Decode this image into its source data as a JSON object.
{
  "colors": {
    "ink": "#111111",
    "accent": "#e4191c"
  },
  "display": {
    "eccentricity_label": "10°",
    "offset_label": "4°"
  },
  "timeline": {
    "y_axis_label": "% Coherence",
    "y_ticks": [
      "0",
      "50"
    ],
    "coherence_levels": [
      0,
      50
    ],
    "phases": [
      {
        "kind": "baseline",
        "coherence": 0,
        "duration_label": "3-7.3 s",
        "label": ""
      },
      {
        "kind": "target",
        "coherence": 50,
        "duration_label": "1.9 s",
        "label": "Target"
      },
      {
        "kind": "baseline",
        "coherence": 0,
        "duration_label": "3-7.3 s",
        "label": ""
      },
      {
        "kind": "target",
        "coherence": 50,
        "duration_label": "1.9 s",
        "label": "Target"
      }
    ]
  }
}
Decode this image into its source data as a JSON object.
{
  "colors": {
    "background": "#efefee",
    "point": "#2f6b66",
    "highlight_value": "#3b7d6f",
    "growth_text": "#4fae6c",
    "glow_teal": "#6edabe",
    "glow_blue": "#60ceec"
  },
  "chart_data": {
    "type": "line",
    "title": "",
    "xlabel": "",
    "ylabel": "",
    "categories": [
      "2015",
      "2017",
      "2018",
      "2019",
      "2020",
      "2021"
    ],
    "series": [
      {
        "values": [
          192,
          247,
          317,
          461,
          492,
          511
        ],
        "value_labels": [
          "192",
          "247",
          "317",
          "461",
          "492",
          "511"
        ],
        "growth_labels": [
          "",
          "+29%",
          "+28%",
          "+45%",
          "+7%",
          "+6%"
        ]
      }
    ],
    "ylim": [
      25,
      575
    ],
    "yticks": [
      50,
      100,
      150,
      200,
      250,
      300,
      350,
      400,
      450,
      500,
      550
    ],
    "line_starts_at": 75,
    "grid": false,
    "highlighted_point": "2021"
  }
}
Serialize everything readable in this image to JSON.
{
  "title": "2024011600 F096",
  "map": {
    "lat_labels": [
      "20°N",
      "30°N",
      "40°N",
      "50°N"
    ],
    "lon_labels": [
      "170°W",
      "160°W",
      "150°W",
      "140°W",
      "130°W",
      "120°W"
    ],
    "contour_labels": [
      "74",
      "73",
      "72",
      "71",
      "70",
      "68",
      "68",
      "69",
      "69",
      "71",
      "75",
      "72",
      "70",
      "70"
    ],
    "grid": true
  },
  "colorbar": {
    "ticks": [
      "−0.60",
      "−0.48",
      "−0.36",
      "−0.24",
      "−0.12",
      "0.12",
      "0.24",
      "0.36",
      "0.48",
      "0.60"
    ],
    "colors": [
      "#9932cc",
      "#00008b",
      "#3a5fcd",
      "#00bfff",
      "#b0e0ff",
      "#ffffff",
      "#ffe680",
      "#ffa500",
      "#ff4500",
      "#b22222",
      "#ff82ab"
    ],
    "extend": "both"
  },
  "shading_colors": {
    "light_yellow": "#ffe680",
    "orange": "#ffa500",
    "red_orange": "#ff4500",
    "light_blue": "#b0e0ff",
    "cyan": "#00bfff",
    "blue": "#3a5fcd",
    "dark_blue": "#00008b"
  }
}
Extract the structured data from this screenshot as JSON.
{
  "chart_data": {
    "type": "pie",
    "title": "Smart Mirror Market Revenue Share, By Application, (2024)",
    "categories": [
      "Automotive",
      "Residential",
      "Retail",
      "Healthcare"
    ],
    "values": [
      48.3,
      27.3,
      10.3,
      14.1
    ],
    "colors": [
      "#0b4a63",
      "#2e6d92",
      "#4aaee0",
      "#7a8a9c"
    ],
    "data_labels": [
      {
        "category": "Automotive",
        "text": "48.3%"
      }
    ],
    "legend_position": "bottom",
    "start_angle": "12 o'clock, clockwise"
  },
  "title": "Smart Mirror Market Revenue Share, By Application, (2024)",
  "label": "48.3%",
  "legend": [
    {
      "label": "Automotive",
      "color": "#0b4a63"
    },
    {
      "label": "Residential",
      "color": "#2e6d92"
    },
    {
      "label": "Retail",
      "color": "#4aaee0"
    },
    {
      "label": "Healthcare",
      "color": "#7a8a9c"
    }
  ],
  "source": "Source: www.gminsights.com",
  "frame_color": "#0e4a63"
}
----
Print the listing above in its entirety, with every line exact.

Decode this image into its source data as a JSON object.
{
  "colors": {
    "ink": "#111111",
    "accent": "#e4191c"
  },
  "display": {
    "eccentricity_label": "10°",
    "offset_label": "4°"
  },
  "timeline": {
    "y_axis_label": "% Coherence",
    "y_ticks": [
      "0",
      "50"
    ],
    "coherence_levels": [
      0,
      50
    ],
    "phases": [
      {
        "kind": "baseline",
        "coherence": 0,
        "duration_label": "3-7.3 s",
        "label": ""
      },
      {
        "kind": "target",
        "coherence": 50,
        "duration_label": "1.9 s",
        "label": "Target"
      },
      {
        "kind": "baseline",
        "coherence": 0,
        "duration_label": "3-7.3 s",
        "label": ""
      },
      {
        "kind": "target",
        "coherence": 50,
        "duration_label": "1.9 s",
        "label": "Target"
      }
    ]
  }
}
Decode this image into its source data as a JSON object.
{
  "colors": {
    "background": "#efefee",
    "point": "#2f6b66",
    "highlight_value": "#3b7d6f",
    "growth_text": "#4fae6c",
    "glow_teal": "#6edabe",
    "glow_blue": "#60ceec"
  },
  "chart_data": {
    "type": "line",
    "title": "",
    "xlabel": "",
    "ylabel": "",
    "categories": [
      "2015",
      "2017",
      "2018",
      "2019",
      "2020",
      "2021"
    ],
    "series": [
      {
        "values": [
          192,
          247,
          317,
          461,
          492,
          511
        ],
        "value_labels": [
          "192",
          "247",
          "317",
          "461",
          "492",
          "511"
        ],
        "growth_labels": [
          "",
          "+29%",
          "+28%",
          "+45%",
          "+7%",
          "+6%"
        ]
      }
    ],
    "ylim": [
      25,
      575
    ],
    "yticks": [
      50,
      100,
      150,
      200,
      250,
      300,
      350,
      400,
      450,
      500,
      550
    ],
    "line_starts_at": 75,
    "grid": false,
    "highlighted_point": "2021"
  }
}
Serialize everything readable in this image to JSON.
{
  "title": "2024011600 F096",
  "map": {
    "lat_labels": [
      "20°N",
      "30°N",
      "40°N",
      "50°N"
    ],
    "lon_labels": [
      "170°W",
      "160°W",
      "150°W",
      "140°W",
      "130°W",
      "120°W"
    ],
    "contour_labels": [
      "74",
      "73",
      "72",
      "71",
      "70",
      "68",
      "68",
      "69",
      "69",
      "71",
      "75",
      "72",
      "70",
      "70"
    ],
    "grid": true
  },
  "colorbar": {
    "ticks": [
      "−0.60",
      "−0.48",
      "−0.36",
      "−0.24",
      "−0.12",
      "0.12",
      "0.24",
      "0.36",
      "0.48",
      "0.60"
    ],
    "colors": [
      "#9932cc",
      "#00008b",
      "#3a5fcd",
      "#00bfff",
      "#b0e0ff",
      "#ffffff",
      "#ffe680",
      "#ffa500",
      "#ff4500",
      "#b22222",
      "#ff82ab"
    ],
    "extend": "both"
  },
  "shading_colors": {
    "light_yellow": "#ffe680",
    "orange": "#ffa500",
    "red_orange": "#ff4500",
    "light_blue": "#b0e0ff",
    "cyan": "#00bfff",
    "blue": "#3a5fcd",
    "dark_blue": "#00008b"
  }
}
Extract the structured data from this screenshot as JSON.
{
  "chart_data": {
    "type": "pie",
    "title": "Smart Mirror Market Revenue Share, By Application, (2024)",
    "categories": [
      "Automotive",
      "Residential",
      "Retail",
      "Healthcare"
    ],
    "values": [
      48.3,
      27.3,
      10.3,
      14.1
    ],
    "colors": [
      "#0b4a63",
      "#2e6d92",
      "#4aaee0",
      "#7a8a9c"
    ],
    "data_labels": [
      {
        "category": "Automotive",
        "text": "48.3%"
      }
    ],
    "legend_position": "bottom",
    "start_angle": "12 o'clock, clockwise"
  },
  "title": "Smart Mirror Market Revenue Share, By Application, (2024)",
  "label": "48.3%",
  "legend": [
    {
      "label": "Automotive",
      "color": "#0b4a63"
    },
    {
      "label": "Residential",
      "color": "#2e6d92"
    },
    {
      "label": "Retail",
      "color": "#4aaee0"
    },
    {
      "label": "Healthcare",
      "color": "#7a8a9c"
    }
  ],
  "source": "Source: www.gminsights.com",
  "frame_color": "#0e4a63"
}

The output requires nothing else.